Extracted data entries
"""
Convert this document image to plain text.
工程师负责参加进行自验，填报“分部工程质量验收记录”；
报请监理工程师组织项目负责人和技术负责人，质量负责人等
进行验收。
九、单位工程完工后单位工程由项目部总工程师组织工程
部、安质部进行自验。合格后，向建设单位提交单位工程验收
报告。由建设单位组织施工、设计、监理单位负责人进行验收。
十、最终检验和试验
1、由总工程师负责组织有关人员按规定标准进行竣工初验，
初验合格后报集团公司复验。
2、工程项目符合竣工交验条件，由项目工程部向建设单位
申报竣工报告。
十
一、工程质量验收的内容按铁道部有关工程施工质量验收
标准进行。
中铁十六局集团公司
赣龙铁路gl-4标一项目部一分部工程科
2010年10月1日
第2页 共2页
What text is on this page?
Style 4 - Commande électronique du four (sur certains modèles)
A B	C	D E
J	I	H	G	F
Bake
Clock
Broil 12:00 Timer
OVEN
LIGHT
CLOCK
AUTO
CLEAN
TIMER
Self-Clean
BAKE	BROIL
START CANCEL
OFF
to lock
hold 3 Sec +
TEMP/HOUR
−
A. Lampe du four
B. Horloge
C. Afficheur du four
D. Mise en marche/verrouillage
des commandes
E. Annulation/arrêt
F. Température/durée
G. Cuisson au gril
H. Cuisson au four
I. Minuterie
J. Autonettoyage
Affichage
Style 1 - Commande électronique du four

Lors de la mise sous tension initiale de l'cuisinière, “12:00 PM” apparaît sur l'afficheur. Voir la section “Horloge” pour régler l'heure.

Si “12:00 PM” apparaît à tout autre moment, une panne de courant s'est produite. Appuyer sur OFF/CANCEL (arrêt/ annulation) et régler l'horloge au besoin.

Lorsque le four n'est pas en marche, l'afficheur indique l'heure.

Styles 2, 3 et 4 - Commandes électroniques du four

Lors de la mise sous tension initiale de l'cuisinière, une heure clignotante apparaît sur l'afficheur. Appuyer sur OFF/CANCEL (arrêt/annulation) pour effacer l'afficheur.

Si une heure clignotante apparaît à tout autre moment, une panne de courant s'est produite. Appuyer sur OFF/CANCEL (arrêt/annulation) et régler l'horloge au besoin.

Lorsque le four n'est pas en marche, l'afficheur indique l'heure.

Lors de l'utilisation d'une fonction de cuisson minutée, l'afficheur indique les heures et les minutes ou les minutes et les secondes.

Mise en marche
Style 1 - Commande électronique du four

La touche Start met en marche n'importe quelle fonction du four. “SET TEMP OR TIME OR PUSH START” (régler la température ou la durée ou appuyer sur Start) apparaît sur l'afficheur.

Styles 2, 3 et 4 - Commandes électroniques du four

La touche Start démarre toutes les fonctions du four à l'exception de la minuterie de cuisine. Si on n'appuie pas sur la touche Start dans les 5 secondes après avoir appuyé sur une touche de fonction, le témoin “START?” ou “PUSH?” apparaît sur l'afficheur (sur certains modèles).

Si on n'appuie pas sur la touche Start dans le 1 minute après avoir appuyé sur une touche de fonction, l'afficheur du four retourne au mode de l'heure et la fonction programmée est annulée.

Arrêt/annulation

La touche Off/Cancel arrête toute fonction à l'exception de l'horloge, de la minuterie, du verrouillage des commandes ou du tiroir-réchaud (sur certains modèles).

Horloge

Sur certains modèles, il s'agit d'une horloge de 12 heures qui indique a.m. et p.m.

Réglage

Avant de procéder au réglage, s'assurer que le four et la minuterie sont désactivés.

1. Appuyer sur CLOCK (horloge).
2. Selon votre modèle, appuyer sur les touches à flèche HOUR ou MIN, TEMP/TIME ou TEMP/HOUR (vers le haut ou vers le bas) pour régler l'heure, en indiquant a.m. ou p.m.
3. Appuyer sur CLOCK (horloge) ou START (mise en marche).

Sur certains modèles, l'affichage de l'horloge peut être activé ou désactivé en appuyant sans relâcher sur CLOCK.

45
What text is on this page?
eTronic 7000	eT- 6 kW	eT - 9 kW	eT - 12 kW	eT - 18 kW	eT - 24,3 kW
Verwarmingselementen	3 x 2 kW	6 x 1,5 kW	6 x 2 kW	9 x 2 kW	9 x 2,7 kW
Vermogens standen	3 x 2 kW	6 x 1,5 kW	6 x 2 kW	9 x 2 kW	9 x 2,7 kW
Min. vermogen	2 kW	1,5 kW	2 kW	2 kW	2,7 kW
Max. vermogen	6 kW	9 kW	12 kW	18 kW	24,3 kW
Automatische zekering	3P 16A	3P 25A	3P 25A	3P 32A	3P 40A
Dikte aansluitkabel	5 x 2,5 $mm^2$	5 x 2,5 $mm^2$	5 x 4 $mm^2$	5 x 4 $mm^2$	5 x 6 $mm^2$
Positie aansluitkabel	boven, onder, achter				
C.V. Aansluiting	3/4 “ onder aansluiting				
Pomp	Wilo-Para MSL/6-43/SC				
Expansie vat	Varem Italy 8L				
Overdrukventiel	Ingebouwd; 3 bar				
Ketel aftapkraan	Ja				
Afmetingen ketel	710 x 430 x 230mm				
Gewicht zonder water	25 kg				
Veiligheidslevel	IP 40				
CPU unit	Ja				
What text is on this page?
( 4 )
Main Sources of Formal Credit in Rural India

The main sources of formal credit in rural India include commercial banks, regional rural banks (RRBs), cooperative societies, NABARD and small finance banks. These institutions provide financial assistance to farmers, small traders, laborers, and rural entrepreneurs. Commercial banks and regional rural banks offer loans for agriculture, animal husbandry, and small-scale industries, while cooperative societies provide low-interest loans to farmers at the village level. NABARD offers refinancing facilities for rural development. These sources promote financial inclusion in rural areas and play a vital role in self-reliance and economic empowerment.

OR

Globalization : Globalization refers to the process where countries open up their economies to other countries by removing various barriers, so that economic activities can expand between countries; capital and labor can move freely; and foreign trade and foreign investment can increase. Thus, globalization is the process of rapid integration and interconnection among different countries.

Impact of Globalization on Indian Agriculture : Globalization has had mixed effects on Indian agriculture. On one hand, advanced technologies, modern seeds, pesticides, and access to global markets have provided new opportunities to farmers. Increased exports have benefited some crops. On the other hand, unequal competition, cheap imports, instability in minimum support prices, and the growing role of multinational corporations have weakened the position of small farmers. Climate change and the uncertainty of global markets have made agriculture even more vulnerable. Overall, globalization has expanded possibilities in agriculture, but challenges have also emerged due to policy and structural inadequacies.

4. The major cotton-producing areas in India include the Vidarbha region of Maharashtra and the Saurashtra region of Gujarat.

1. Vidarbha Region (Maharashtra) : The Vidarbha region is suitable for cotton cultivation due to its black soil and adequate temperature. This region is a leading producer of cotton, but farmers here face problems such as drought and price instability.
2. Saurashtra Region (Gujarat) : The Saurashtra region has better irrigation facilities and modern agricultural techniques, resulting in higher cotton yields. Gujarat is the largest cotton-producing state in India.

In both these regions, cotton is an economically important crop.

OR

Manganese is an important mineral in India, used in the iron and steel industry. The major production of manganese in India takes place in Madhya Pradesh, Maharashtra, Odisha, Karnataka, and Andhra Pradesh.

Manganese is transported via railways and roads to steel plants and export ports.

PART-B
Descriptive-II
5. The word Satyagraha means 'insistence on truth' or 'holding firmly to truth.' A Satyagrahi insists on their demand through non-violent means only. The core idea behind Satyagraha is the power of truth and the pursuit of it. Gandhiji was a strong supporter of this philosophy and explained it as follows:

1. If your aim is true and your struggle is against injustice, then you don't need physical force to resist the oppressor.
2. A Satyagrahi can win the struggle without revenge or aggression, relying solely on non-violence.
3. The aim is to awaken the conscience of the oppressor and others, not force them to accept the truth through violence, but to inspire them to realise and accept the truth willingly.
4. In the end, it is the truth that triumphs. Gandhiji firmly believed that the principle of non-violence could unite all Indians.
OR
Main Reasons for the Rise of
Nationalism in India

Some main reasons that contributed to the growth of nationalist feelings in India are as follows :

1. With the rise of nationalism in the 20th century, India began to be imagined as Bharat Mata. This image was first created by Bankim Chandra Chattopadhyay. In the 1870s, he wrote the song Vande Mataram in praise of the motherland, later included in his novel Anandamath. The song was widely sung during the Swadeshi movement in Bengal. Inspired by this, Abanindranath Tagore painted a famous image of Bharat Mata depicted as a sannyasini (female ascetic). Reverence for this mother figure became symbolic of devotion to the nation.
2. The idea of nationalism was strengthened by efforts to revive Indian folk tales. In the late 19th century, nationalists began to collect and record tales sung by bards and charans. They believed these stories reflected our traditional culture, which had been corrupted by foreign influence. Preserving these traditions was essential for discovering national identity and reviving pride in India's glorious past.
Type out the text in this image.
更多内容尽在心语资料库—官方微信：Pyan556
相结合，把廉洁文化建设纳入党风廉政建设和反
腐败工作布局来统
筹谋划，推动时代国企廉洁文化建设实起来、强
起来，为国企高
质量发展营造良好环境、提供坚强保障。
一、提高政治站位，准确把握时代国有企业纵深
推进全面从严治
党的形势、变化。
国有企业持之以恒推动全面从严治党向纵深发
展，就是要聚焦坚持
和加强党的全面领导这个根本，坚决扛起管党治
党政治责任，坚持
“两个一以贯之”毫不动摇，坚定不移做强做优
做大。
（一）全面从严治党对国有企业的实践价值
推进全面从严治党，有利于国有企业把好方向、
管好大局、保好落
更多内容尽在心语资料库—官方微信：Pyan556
"""
## TASK TO CARRY OUT
Pull every line containing "Satyagrahi" out of the records.

## OUTPUT
5. The word Satyagraha means 'insistence on truth' or 'holding firmly to truth.' A Satyagrahi insists on their demand through non-violent means only. The core idea behind Satyagraha is the power of truth and the pursuit of it. Gandhiji was a strong supporter of this philosophy and explained it as follows:
2. A Satyagrahi can win the struggle without revenge or aggression, relying solely on non-violence.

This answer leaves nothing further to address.